▶ What you will do: Copy out each line that has "Dora" in it.
──────── Excerpted records
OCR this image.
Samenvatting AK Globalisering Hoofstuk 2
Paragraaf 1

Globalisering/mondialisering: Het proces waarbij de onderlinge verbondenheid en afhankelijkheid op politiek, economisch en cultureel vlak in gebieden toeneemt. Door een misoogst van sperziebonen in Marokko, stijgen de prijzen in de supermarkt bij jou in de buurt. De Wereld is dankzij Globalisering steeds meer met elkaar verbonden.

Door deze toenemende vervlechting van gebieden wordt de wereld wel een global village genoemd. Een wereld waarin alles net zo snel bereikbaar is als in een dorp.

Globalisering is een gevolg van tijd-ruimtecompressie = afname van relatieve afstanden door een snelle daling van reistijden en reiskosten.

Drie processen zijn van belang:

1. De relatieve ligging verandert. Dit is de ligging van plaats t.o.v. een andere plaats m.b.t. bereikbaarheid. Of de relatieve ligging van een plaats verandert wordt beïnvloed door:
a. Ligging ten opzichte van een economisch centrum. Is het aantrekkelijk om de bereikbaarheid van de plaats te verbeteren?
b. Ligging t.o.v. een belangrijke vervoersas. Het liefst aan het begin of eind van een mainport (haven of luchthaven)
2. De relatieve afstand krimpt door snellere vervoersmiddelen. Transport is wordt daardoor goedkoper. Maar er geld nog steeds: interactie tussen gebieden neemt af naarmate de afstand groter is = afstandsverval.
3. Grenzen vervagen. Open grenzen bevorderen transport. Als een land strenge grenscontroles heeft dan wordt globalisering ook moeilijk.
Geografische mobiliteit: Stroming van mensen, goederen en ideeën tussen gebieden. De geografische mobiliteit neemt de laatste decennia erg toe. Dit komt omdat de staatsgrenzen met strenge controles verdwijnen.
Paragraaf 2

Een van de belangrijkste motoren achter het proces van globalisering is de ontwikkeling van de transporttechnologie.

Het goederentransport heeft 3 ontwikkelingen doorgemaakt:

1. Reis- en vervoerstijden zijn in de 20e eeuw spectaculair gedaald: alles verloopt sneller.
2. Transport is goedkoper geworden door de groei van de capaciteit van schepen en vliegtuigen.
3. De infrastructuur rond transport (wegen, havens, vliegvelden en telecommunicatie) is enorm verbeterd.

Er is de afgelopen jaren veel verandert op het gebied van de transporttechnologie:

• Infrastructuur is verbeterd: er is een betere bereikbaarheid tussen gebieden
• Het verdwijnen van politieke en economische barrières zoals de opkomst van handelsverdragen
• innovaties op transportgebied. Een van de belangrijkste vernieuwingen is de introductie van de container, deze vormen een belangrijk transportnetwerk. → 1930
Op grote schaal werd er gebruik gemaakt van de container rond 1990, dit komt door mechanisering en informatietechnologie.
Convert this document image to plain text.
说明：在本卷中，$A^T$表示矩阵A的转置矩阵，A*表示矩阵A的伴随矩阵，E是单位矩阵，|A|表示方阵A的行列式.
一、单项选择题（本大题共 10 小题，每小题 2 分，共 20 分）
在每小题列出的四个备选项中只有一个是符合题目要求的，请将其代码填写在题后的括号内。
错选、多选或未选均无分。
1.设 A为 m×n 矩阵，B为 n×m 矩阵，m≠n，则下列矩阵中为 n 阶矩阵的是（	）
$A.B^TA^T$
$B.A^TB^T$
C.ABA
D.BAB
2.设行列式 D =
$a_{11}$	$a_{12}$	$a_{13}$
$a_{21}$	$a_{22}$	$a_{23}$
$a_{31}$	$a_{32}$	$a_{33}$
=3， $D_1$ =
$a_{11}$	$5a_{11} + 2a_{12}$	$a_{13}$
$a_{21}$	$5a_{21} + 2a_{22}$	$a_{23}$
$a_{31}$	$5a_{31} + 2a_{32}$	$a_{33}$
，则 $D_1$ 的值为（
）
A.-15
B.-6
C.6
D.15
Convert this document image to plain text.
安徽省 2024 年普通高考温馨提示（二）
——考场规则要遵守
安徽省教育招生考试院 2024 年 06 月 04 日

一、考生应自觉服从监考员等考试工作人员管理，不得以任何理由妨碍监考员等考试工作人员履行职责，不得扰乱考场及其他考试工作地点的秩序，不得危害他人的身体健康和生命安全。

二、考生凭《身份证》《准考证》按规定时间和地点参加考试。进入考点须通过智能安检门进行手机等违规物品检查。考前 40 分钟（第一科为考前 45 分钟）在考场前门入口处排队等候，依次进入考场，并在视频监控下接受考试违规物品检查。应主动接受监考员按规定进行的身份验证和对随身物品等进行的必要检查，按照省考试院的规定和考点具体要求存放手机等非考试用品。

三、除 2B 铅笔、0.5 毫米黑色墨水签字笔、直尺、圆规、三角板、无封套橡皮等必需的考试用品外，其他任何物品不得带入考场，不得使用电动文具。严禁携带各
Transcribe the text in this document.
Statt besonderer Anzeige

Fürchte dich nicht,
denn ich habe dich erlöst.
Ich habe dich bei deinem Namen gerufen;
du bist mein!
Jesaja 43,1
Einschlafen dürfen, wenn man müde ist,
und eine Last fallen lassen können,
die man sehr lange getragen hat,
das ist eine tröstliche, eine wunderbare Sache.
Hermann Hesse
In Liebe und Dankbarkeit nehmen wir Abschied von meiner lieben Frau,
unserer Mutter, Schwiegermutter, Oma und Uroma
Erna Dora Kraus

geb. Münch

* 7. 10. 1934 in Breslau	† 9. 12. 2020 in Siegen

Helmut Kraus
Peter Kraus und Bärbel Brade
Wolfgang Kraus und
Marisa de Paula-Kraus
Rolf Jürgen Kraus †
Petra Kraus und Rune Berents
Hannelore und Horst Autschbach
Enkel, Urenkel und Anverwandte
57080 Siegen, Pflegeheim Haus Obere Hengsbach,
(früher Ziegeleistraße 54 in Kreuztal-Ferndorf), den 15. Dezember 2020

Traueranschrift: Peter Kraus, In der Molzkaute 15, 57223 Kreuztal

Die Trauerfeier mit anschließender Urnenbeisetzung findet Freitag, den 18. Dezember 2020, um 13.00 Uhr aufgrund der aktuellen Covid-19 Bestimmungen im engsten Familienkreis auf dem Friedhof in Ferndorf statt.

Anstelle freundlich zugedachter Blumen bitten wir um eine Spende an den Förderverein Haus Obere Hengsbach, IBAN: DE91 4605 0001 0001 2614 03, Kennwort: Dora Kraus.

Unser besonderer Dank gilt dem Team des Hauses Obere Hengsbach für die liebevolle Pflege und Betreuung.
────────────────
▶ Exercise result:
Erna Dora Kraus
Anstelle freundlich zugedachter Blumen bitten wir um eine Spende an den Förderverein Haus Obere Hengsbach, IBAN: DE91 4605 0001 0001 2614 03, Kennwort: Dora Kraus.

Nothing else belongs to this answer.